* [WHAT YOU NEED TO DO] Can you write out each of these entries again with "elements" changed to "components" and everything else left as it is?

>>

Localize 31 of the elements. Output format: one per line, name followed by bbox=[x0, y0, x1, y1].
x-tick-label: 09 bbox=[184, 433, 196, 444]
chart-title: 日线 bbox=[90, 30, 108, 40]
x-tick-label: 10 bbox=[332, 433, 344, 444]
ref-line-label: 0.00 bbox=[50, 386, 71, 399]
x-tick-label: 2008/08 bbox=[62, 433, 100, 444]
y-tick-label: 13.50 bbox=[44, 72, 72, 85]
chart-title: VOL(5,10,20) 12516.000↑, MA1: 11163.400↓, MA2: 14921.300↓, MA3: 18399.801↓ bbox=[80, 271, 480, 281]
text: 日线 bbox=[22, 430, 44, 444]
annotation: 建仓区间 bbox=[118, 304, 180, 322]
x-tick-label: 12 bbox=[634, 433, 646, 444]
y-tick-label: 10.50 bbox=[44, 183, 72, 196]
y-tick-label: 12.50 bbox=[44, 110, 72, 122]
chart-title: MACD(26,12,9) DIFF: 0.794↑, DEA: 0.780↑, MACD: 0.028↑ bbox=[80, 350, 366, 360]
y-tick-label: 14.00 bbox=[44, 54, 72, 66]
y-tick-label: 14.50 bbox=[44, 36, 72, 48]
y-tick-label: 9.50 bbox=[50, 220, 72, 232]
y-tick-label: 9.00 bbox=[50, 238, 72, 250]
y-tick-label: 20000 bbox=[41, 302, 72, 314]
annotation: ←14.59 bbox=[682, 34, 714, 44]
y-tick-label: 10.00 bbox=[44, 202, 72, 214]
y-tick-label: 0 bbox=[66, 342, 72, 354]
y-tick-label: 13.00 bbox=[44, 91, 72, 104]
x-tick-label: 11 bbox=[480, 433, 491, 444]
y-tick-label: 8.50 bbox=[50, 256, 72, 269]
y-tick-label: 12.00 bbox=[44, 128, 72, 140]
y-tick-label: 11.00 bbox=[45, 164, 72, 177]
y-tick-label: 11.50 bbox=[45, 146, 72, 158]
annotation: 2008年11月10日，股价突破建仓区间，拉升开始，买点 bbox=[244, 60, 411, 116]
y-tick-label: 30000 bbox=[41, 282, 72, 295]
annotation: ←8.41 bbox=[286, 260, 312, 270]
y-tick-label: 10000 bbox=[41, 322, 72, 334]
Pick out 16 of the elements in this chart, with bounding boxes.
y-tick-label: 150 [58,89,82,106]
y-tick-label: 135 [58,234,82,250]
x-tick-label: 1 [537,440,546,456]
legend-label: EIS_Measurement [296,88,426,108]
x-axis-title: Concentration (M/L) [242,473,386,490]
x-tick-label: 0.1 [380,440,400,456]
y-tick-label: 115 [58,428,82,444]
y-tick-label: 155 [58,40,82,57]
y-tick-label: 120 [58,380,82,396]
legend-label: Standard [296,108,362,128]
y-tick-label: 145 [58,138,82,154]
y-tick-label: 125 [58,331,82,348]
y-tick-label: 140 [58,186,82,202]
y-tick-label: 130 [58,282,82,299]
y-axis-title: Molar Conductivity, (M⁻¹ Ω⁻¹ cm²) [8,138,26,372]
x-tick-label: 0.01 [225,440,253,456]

<<

* [SOLVED PROBLEM]
Localize 31 of the components. Output format: one per line, name followed by bbox=[x0, y0, x1, y1].
x-tick-label: 09 bbox=[184, 433, 196, 444]
chart-title: 日线 bbox=[90, 30, 108, 40]
x-tick-label: 10 bbox=[332, 433, 344, 444]
ref-line-label: 0.00 bbox=[50, 386, 71, 399]
x-tick-label: 2008/08 bbox=[62, 433, 100, 444]
y-tick-label: 13.50 bbox=[44, 72, 72, 85]
chart-title: VOL(5,10,20) 12516.000↑, MA1: 11163.400↓, MA2: 14921.300↓, MA3: 18399.801↓ bbox=[80, 271, 480, 281]
text: 日线 bbox=[22, 430, 44, 444]
annotation: 建仓区间 bbox=[118, 304, 180, 322]
x-tick-label: 12 bbox=[634, 433, 646, 444]
y-tick-label: 10.50 bbox=[44, 183, 72, 196]
y-tick-label: 12.50 bbox=[44, 110, 72, 122]
chart-title: MACD(26,12,9) DIFF: 0.794↑, DEA: 0.780↑, MACD: 0.028↑ bbox=[80, 350, 366, 360]
y-tick-label: 14.00 bbox=[44, 54, 72, 66]
y-tick-label: 14.50 bbox=[44, 36, 72, 48]
y-tick-label: 9.50 bbox=[50, 220, 72, 232]
y-tick-label: 9.00 bbox=[50, 238, 72, 250]
y-tick-label: 20000 bbox=[41, 302, 72, 314]
annotation: ←14.59 bbox=[682, 34, 714, 44]
y-tick-label: 10.00 bbox=[44, 202, 72, 214]
y-tick-label: 0 bbox=[66, 342, 72, 354]
y-tick-label: 13.00 bbox=[44, 91, 72, 104]
x-tick-label: 11 bbox=[480, 433, 491, 444]
y-tick-label: 8.50 bbox=[50, 256, 72, 269]
y-tick-label: 12.00 bbox=[44, 128, 72, 140]
y-tick-label: 11.00 bbox=[45, 164, 72, 177]
y-tick-label: 11.50 bbox=[45, 146, 72, 158]
annotation: 2008年11月10日，股价突破建仓区间，拉升开始，买点 bbox=[244, 60, 411, 116]
y-tick-label: 30000 bbox=[41, 282, 72, 295]
annotation: ←8.41 bbox=[286, 260, 312, 270]
y-tick-label: 10000 bbox=[41, 322, 72, 334]
Pick out 16 of the components in this chart, with bounding boxes.
y-tick-label: 150 [58,89,82,106]
y-tick-label: 135 [58,234,82,250]
x-tick-label: 1 [537,440,546,456]
legend-label: EIS_Measurement [296,88,426,108]
x-axis-title: Concentration (M/L) [242,473,386,490]
x-tick-label: 0.1 [380,440,400,456]
y-tick-label: 115 [58,428,82,444]
y-tick-label: 155 [58,40,82,57]
y-tick-label: 120 [58,380,82,396]
legend-label: Standard [296,108,362,128]
y-tick-label: 145 [58,138,82,154]
y-tick-label: 125 [58,331,82,348]
y-tick-label: 140 [58,186,82,202]
y-tick-label: 130 [58,282,82,299]
y-axis-title: Molar Conductivity, (M⁻¹ Ω⁻¹ cm²) [8,138,26,372]
x-tick-label: 0.01 [225,440,253,456]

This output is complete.